▶ _EXERCISE REQUIREMENTS_
In the entries below, count every line with the string "JSON". State the count and nothing else.

▶ _EXCERPTED RECORDS_
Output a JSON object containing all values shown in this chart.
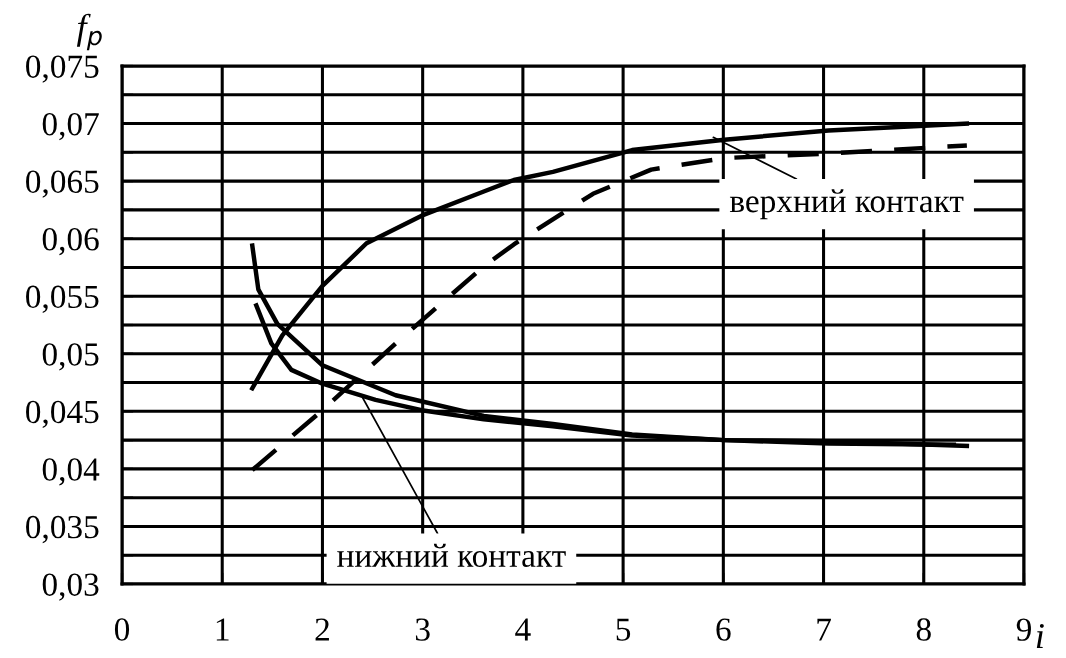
{
  "chart_data": {
    "type": "line",
    "ylabel": "f$_{p}$",
    "xlabel": "i",
    "xlim": [
      0,
      9
    ],
    "xticks": [
      0,
      1,
      2,
      3,
      4,
      5,
      6,
      7,
      8,
      9
    ],
    "ylim": [
      0.03,
      0.075
    ],
    "yticks": [
      {
        "value": 0.03,
        "label": "0,03"
      },
      {
        "value": 0.0325,
        "label": null
      },
      {
        "value": 0.035,
        "label": "0,035"
      },
      {
        "value": 0.0375,
        "label": null
      },
      {
        "value": 0.04,
        "label": "0,04"
      },
      {
        "value": 0.0425,
        "label": null
      },
      {
        "value": 0.045,
        "label": "0,045"
      },
      {
        "value": 0.0475,
        "label": null
      },
      {
        "value": 0.05,
        "label": "0,05"
      },
      {
        "value": 0.0525,
        "label": null
      },
      {
        "value": 0.055,
        "label": "0,055"
      },
      {
        "value": 0.0575,
        "label": null
      },
      {
        "value": 0.06,
        "label": "0,06"
      },
      {
        "value": 0.0625,
        "label": null
      },
      {
        "value": 0.065,
        "label": "0,065"
      },
      {
        "value": 0.0675,
        "label": null
      },
      {
        "value": 0.07,
        "label": "0,07"
      },
      {
        "value": 0.0725,
        "label": null
      },
      {
        "value": 0.075,
        "label": "0,075"
      }
    ],
    "grid": true,
    "marker": "none",
    "series": [
      {
        "color": "#000000",
        "line_style": "solid",
        "x": [
          1.3,
          1.6,
          2.0,
          2.44,
          2.99,
          3.61,
          3.91,
          4.3,
          5.09,
          6.01,
          7.05,
          8.43
        ],
        "values": [
          0.047,
          0.0516,
          0.0559,
          0.0596,
          0.062,
          0.0641,
          0.0651,
          0.0658,
          0.0677,
          0.0686,
          0.0694,
          0.07
        ]
      },
      {
        "color": "#000000",
        "line_style": "dashed",
        "x": [
          1.3,
          2.0,
          2.73,
          3.61,
          3.91,
          4.7,
          5.28,
          6.01,
          7.05,
          8.43
        ],
        "values": [
          0.0399,
          0.0451,
          0.0509,
          0.0576,
          0.0595,
          0.0639,
          0.066,
          0.067,
          0.0674,
          0.0681
        ]
      },
      {
        "color": "#000000",
        "line_style": "solid",
        "x": [
          1.3,
          1.36,
          1.55,
          2.0,
          2.73,
          3.61,
          4.3,
          5.09,
          6.01,
          7.05,
          8.43
        ],
        "values": [
          0.0594,
          0.0556,
          0.0526,
          0.049,
          0.0464,
          0.0446,
          0.0439,
          0.043,
          0.0425,
          0.0424,
          0.042
        ]
      },
      {
        "color": "#000000",
        "line_style": "solid",
        "x": [
          1.34,
          1.49,
          1.69,
          2.0,
          2.53,
          2.99,
          3.61,
          4.3,
          5.09,
          6.01,
          7.05,
          8.3
        ],
        "values": [
          0.0542,
          0.0509,
          0.0486,
          0.0474,
          0.046,
          0.0451,
          0.0443,
          0.0437,
          0.0429,
          0.0425,
          0.0422,
          0.0421
        ]
      }
    ],
    "annotations": [
      {
        "text": "нижний контакт",
        "x": 2.4,
        "y": 0.0462
      },
      {
        "text": "верхний контакт",
        "x": 5.9,
        "y": 0.0688
      }
    ]
  }
}
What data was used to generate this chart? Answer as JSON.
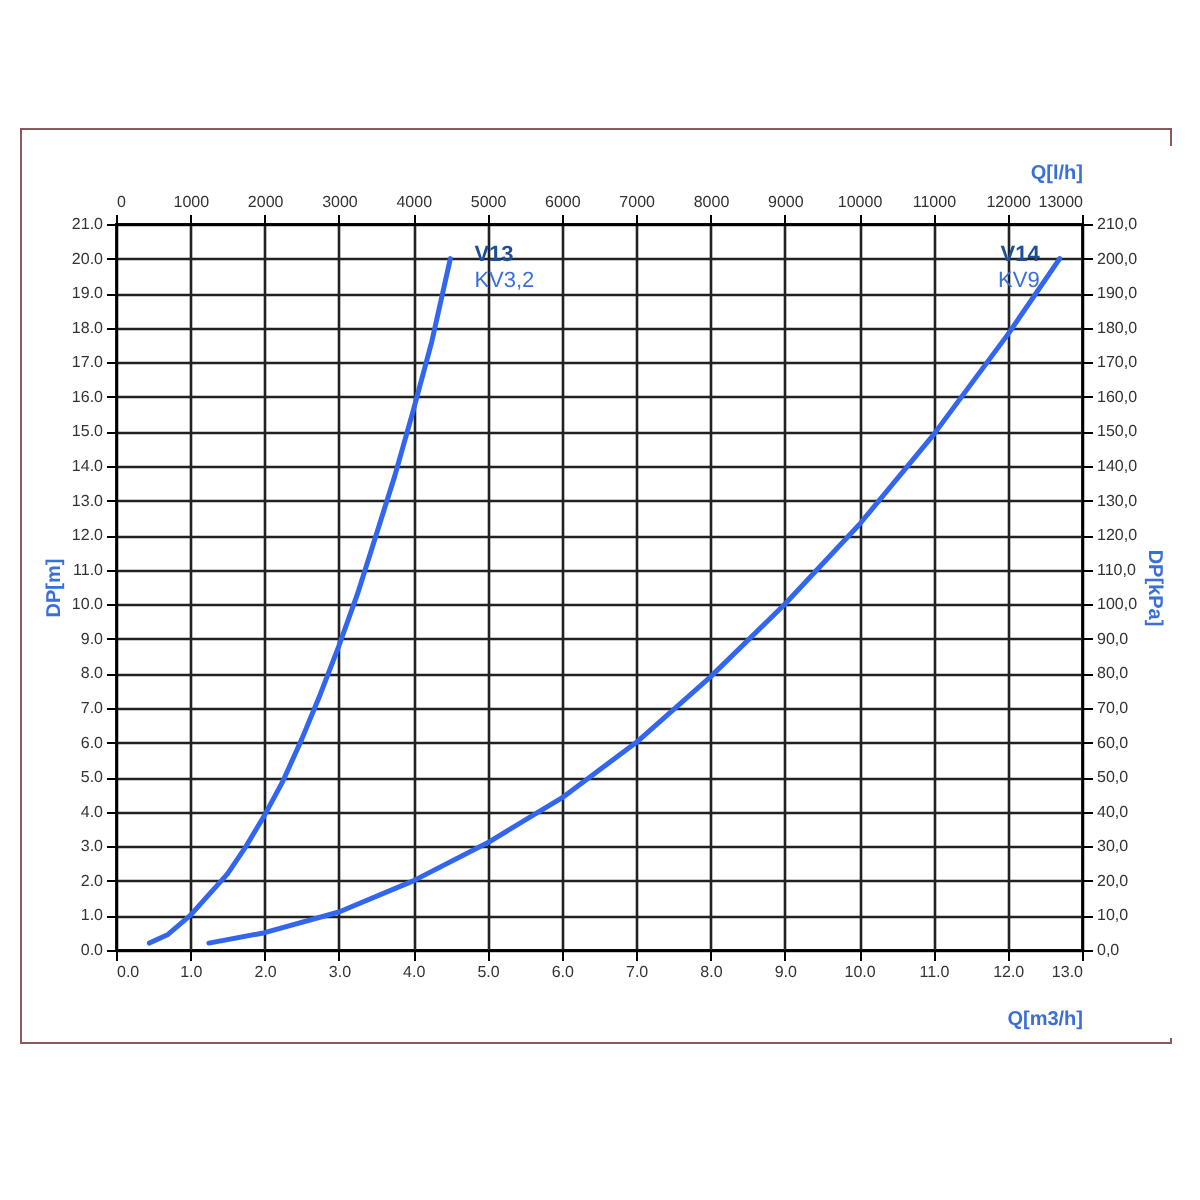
{
  "chart_data": {
    "type": "line",
    "xlabel": "Q[m3/h]",
    "x2label": "Q[l/h]",
    "ylabel": "DP[m]",
    "y2label": "DP[kPa]",
    "xlim": [
      0,
      13
    ],
    "xticks": [
      {
        "value": 0,
        "label": "0.0"
      },
      {
        "value": 1,
        "label": "1.0"
      },
      {
        "value": 2,
        "label": "2.0"
      },
      {
        "value": 3,
        "label": "3.0"
      },
      {
        "value": 4,
        "label": "4.0"
      },
      {
        "value": 5,
        "label": "5.0"
      },
      {
        "value": 6,
        "label": "6.0"
      },
      {
        "value": 7,
        "label": "7.0"
      },
      {
        "value": 8,
        "label": "8.0"
      },
      {
        "value": 9,
        "label": "9.0"
      },
      {
        "value": 10,
        "label": "10.0"
      },
      {
        "value": 11,
        "label": "11.0"
      },
      {
        "value": 12,
        "label": "12.0"
      },
      {
        "value": 13,
        "label": "13.0"
      }
    ],
    "x2lim": [
      0,
      13000
    ],
    "x2ticks": [
      0,
      1000,
      2000,
      3000,
      4000,
      5000,
      6000,
      7000,
      8000,
      9000,
      10000,
      11000,
      12000,
      13000
    ],
    "ylim": [
      0,
      21
    ],
    "yticks": [
      {
        "value": 0,
        "label": "0.0"
      },
      {
        "value": 1,
        "label": "1.0"
      },
      {
        "value": 2,
        "label": "2.0"
      },
      {
        "value": 3,
        "label": "3.0"
      },
      {
        "value": 4,
        "label": "4.0"
      },
      {
        "value": 5,
        "label": "5.0"
      },
      {
        "value": 6,
        "label": "6.0"
      },
      {
        "value": 7,
        "label": "7.0"
      },
      {
        "value": 8,
        "label": "8.0"
      },
      {
        "value": 9,
        "label": "9.0"
      },
      {
        "value": 10,
        "label": "10.0"
      },
      {
        "value": 11,
        "label": "11.0"
      },
      {
        "value": 12,
        "label": "12.0"
      },
      {
        "value": 13,
        "label": "13.0"
      },
      {
        "value": 14,
        "label": "14.0"
      },
      {
        "value": 15,
        "label": "15.0"
      },
      {
        "value": 16,
        "label": "16.0"
      },
      {
        "value": 17,
        "label": "17.0"
      },
      {
        "value": 18,
        "label": "18.0"
      },
      {
        "value": 19,
        "label": "19.0"
      },
      {
        "value": 20,
        "label": "20.0"
      },
      {
        "value": 21,
        "label": "21.0"
      }
    ],
    "y2lim": [
      0,
      210
    ],
    "y2ticks": [
      {
        "value": 0,
        "label": "0,0"
      },
      {
        "value": 10,
        "label": "10,0"
      },
      {
        "value": 20,
        "label": "20,0"
      },
      {
        "value": 30,
        "label": "30,0"
      },
      {
        "value": 40,
        "label": "40,0"
      },
      {
        "value": 50,
        "label": "50,0"
      },
      {
        "value": 60,
        "label": "60,0"
      },
      {
        "value": 70,
        "label": "70,0"
      },
      {
        "value": 80,
        "label": "80,0"
      },
      {
        "value": 90,
        "label": "90,0"
      },
      {
        "value": 100,
        "label": "100,0"
      },
      {
        "value": 110,
        "label": "110,0"
      },
      {
        "value": 120,
        "label": "120,0"
      },
      {
        "value": 130,
        "label": "130,0"
      },
      {
        "value": 140,
        "label": "140,0"
      },
      {
        "value": 150,
        "label": "150,0"
      },
      {
        "value": 160,
        "label": "160,0"
      },
      {
        "value": 170,
        "label": "170,0"
      },
      {
        "value": 180,
        "label": "180,0"
      },
      {
        "value": 190,
        "label": "190,0"
      },
      {
        "value": 200,
        "label": "200,0"
      },
      {
        "value": 210,
        "label": "210,0"
      }
    ],
    "grid": true,
    "legend": false,
    "series": [
      {
        "name": "V13",
        "color": "#3366ee",
        "x": [
          0.45,
          0.7,
          1.0,
          1.5,
          1.75,
          2.0,
          2.25,
          2.5,
          2.75,
          3.0,
          3.25,
          3.5,
          3.75,
          4.0,
          4.25,
          4.5
        ],
        "values": [
          0.2,
          0.45,
          1.0,
          2.2,
          3.0,
          3.9,
          4.9,
          6.1,
          7.4,
          8.8,
          10.3,
          12.0,
          13.7,
          15.6,
          17.6,
          20.0
        ]
      },
      {
        "name": "V14",
        "color": "#3366ee",
        "x": [
          1.25,
          2.0,
          3.0,
          4.0,
          5.0,
          6.0,
          7.0,
          8.0,
          9.0,
          10.0,
          11.0,
          12.0,
          12.7
        ],
        "values": [
          0.2,
          0.5,
          1.1,
          2.0,
          3.1,
          4.4,
          6.0,
          7.9,
          10.0,
          12.3,
          14.9,
          17.8,
          20.0
        ]
      }
    ],
    "annotations": [
      {
        "text": "KV3,2",
        "x": 4.5,
        "y": 20
      },
      {
        "text": "KV9",
        "x": 12.7,
        "y": 20
      }
    ]
  }
}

▶ _RESPONSE TO THE TASK_
2